• **Problem set**:
[A] In the court opinion excerpt, how many chairs does the plaintiff's title concern?
[B] Retype the court opinion excerpt from "It is a rule" to "the plaintiff's title.".

• **Provided text**:
—————

It is a rule of general application that one who has knowledge of facts sufficient to induce a prudent man to inquire in respect to other facts germane to the matter in hand, will be charged with knowledge of such other and further facts as he might have learned by reasonable diligence in prosecuting his inquiry in the right direction. Gifford v. Rutland Savings Bank, 63 Vt. 108, 114, 21 A. 340, 11 L.R.A. 794; Farmers Exchange v. Walter M. Lowney Co., 95 Vt. 445, 450, 115 A. 507. Taking it by its 'four corners', finding 12, if it does not show actual notice to the defendant Bank of plaintiff's title to the 2500 chairs, it at least shows knowledge of facts sufficient to compel the inference that the defendant Bank could have learned by diligent inquiry that the plaintiff owned the chairs. Under the circumstances the defendant Bank must be charged with knowledge of the plaintiff's title.

—————

• **Provided data**:
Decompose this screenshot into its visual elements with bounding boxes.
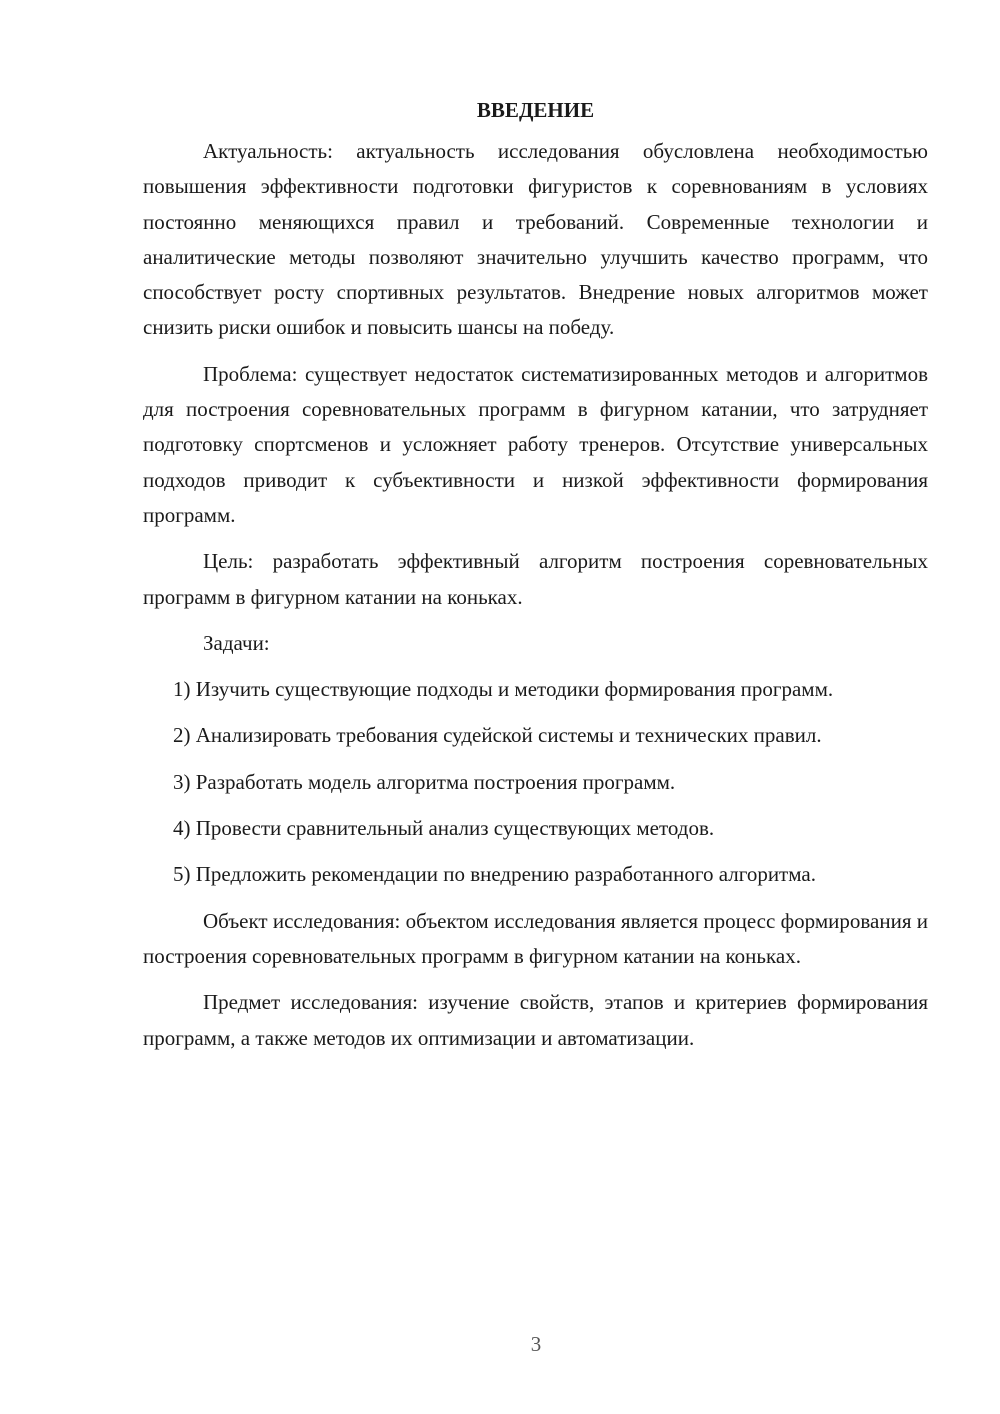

—————

• **The answers**:
[A] 2500 chairs.

[B]
It is a rule of general application that one who has knowledge of facts sufficient to induce a prudent man to inquire in respect to other facts germane to the matter in hand, will be charged with knowledge of such other and further facts as he might have learned by reasonable diligence in prosecuting his inquiry in the right direction. Gifford v. Rutland Savings Bank, 63 Vt. 108, 114, 21 A. 340, 11 L.R.A. 794; Farmers Exchange v. Walter M. Lowney Co., 95 Vt. 445, 450, 115 A. 507. Taking it by its 'four corners', finding 12, if it does not show actual notice to the defendant Bank of plaintiff's title to the 2500 chairs, it at least shows knowledge of facts sufficient to compel the inference that the defendant Bank could have learned by diligent inquiry that the plaintiff owned the chairs. Under the circumstances the defendant Bank must be charged with knowledge of the plaintiff's title.